- AIM -
Your task is to print all of the data word for word.

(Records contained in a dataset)
▬▬▬▬▬▬▬▬▬▬

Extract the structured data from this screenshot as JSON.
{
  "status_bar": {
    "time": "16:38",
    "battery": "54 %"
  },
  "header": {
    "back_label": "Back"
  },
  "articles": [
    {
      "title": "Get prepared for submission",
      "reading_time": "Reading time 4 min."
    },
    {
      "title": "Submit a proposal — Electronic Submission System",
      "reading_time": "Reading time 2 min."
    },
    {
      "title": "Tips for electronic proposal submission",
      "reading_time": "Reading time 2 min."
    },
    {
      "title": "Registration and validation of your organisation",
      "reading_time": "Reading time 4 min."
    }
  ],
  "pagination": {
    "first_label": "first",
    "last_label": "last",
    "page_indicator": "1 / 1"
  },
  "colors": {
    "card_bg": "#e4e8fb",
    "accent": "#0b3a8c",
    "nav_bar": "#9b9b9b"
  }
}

▬▬▬▬▬▬▬▬▬▬

- ANSWER BELOW -
Extract the structured data from this screenshot as JSON.
{
  "status_bar": {
    "time": "16:38",
    "battery": "54 %"
  },
  "header": {
    "back_label": "Back"
  },
  "articles": [
    {
      "title": "Get prepared for submission",
      "reading_time": "Reading time 4 min."
    },
    {
      "title": "Submit a proposal — Electronic Submission System",
      "reading_time": "Reading time 2 min."
    },
    {
      "title": "Tips for electronic proposal submission",
      "reading_time": "Reading time 2 min."
    },
    {
      "title": "Registration and validation of your organisation",
      "reading_time": "Reading time 4 min."
    }
  ],
  "pagination": {
    "first_label": "first",
    "last_label": "last",
    "page_indicator": "1 / 1"
  },
  "colors": {
    "card_bg": "#e4e8fb",
    "accent": "#0b3a8c",
    "nav_bar": "#9b9b9b"
  }
}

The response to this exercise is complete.